Dataset records:
# # # # #

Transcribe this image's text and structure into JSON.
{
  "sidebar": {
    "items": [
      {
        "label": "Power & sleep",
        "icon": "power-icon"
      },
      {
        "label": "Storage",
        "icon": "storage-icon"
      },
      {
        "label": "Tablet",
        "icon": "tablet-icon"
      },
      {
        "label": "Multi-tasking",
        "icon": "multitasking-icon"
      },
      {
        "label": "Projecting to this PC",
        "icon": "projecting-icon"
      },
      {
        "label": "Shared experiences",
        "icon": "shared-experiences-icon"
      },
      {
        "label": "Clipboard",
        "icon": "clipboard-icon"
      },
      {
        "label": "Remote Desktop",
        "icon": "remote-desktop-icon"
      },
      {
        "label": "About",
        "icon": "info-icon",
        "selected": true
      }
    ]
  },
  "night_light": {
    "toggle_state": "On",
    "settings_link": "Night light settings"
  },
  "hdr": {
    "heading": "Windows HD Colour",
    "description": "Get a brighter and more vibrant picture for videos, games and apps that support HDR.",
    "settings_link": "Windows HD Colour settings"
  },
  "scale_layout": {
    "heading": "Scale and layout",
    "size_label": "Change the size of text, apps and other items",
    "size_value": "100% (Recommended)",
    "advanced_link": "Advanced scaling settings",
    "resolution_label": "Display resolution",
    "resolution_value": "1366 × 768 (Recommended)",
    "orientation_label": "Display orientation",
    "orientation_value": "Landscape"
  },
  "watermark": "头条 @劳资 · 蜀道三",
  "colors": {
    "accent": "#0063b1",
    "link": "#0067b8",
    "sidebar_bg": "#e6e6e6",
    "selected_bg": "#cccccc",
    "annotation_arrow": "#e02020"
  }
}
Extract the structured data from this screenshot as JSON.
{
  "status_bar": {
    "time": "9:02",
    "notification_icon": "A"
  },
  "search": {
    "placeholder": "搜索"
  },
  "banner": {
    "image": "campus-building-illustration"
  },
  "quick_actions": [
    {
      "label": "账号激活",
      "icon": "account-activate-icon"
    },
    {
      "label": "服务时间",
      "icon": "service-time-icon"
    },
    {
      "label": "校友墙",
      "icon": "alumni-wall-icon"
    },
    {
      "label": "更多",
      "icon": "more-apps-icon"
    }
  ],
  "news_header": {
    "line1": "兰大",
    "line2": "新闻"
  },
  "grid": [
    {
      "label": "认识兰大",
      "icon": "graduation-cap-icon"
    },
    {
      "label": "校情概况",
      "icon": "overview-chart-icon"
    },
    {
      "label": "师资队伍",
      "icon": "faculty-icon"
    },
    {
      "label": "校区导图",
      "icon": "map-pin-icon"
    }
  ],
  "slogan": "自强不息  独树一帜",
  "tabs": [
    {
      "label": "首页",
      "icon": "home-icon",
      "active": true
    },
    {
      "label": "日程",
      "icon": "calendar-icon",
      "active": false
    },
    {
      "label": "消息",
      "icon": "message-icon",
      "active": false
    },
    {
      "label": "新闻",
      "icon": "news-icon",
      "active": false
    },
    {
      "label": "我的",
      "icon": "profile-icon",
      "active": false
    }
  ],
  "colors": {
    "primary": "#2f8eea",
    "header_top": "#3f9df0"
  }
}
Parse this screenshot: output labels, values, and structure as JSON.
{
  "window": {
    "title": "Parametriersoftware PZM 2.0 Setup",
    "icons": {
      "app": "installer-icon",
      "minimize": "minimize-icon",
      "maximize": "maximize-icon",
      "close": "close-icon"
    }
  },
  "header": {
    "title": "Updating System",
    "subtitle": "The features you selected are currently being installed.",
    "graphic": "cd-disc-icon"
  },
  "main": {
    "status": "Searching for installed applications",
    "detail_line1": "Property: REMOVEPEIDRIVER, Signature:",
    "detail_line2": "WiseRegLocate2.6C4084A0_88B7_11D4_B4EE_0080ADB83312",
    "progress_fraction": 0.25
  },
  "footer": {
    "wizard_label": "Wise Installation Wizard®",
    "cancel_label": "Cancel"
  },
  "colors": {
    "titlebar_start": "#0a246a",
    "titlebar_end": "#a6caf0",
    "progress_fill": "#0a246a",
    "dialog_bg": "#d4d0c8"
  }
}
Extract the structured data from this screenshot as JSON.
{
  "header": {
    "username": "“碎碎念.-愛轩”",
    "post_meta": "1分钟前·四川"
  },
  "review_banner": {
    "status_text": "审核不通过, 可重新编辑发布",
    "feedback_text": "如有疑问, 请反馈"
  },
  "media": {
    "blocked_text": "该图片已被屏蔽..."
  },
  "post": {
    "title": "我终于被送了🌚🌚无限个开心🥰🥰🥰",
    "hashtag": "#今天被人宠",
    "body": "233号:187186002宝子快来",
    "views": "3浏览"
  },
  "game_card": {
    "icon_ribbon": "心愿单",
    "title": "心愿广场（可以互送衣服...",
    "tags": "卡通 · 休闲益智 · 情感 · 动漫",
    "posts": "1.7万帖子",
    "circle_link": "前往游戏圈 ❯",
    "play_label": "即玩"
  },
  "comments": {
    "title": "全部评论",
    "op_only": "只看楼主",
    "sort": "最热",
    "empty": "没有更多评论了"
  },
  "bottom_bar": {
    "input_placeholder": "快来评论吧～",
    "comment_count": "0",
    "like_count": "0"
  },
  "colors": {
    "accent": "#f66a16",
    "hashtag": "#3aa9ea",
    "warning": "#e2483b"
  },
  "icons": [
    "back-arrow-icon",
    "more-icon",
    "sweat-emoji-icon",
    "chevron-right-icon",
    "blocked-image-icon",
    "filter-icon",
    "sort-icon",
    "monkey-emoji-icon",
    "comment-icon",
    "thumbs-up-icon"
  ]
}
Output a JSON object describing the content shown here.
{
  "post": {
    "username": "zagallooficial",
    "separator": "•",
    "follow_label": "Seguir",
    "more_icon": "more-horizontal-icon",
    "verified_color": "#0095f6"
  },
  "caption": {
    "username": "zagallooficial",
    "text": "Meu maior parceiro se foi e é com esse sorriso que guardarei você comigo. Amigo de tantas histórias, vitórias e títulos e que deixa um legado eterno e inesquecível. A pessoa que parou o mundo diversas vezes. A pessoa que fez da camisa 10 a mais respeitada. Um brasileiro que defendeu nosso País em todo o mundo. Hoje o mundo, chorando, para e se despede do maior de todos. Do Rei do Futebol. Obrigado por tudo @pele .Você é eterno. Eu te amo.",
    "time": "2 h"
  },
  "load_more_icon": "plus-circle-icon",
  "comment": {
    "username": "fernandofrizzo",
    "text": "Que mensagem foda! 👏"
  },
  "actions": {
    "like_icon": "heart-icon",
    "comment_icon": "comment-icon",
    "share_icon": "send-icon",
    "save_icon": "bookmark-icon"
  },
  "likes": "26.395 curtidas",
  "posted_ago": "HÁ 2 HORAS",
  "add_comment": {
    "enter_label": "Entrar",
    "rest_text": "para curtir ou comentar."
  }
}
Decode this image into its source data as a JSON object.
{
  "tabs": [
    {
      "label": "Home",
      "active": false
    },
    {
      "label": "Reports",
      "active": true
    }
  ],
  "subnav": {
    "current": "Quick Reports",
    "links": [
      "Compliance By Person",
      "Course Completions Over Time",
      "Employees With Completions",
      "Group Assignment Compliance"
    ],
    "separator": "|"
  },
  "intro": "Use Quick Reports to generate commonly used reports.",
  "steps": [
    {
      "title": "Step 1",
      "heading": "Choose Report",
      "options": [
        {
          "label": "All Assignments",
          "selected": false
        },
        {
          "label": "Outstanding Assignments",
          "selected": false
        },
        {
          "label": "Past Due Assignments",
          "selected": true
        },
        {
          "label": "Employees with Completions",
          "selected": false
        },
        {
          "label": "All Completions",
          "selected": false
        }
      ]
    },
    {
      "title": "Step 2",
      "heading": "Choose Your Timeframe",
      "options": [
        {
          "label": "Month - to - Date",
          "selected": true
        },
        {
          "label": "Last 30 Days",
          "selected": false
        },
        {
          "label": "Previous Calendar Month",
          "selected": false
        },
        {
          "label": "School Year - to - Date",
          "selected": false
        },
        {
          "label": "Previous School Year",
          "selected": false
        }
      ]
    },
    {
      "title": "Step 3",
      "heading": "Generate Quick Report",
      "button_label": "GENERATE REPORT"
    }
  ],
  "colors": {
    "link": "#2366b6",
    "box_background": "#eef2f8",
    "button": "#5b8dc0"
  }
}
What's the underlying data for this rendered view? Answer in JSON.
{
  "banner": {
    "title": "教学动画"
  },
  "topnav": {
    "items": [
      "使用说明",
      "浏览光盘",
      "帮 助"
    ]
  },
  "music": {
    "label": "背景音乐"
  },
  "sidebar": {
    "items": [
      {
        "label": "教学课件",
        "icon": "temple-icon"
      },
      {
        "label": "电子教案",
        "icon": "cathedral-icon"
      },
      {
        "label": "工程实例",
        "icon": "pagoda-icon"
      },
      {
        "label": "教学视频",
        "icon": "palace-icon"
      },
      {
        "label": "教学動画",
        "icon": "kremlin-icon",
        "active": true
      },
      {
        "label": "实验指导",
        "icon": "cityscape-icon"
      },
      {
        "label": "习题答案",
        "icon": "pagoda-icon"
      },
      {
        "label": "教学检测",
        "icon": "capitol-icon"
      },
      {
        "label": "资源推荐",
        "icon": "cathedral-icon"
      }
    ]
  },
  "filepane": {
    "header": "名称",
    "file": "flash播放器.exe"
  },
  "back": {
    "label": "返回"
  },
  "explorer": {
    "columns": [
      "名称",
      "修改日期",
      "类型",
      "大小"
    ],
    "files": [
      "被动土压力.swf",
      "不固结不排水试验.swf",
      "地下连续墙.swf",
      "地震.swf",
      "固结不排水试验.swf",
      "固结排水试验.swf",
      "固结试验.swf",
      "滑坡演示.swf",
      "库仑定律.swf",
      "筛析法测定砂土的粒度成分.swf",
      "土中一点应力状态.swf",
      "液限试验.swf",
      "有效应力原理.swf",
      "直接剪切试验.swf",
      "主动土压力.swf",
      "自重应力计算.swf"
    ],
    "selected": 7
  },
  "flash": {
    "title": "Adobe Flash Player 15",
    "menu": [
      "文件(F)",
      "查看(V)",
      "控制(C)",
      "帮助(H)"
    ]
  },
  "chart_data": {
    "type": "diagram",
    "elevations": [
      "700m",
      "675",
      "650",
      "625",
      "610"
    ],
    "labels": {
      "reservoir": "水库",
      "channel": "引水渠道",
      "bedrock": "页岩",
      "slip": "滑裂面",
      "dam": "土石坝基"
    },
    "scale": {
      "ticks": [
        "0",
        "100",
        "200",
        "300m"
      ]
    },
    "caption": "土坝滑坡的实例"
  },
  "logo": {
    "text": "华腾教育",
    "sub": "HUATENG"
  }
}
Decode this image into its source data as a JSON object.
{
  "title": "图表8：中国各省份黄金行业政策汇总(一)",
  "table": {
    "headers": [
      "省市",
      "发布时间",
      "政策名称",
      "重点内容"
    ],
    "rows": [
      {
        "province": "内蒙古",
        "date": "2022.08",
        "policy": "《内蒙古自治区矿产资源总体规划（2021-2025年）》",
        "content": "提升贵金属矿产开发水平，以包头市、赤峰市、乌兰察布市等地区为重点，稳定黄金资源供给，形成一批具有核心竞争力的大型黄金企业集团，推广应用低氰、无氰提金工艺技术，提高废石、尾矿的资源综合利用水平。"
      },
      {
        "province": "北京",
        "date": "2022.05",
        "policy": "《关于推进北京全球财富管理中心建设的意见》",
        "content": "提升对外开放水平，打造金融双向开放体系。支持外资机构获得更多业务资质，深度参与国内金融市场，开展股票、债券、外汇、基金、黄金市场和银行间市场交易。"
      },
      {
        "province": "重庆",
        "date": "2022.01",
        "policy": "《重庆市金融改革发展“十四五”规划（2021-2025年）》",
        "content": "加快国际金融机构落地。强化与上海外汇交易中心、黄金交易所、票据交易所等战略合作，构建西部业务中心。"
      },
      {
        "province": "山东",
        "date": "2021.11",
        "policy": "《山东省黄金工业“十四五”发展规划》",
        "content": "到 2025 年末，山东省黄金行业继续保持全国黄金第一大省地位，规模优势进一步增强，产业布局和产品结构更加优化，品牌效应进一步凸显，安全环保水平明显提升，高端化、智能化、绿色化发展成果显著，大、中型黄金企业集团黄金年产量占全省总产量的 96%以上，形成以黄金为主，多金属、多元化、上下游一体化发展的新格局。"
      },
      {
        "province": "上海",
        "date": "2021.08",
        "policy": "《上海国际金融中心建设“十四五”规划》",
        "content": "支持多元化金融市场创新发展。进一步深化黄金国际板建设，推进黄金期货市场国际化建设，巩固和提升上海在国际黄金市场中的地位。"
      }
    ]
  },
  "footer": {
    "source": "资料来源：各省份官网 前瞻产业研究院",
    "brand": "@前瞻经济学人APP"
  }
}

# # # # #

Exercise directions: Identify all lines in the records above with the word "JSON".

Solution:
Transcribe this image's text and structure into JSON.
Extract the structured data from this screenshot as JSON.
Parse this screenshot: output labels, values, and structure as JSON.
Extract the structured data from this screenshot as JSON.
Output a JSON object describing the content shown here.
Decode this image into its source data as a JSON object.
What's the underlying data for this rendered view? Answer in JSON.
Decode this image into its source data as a JSON object.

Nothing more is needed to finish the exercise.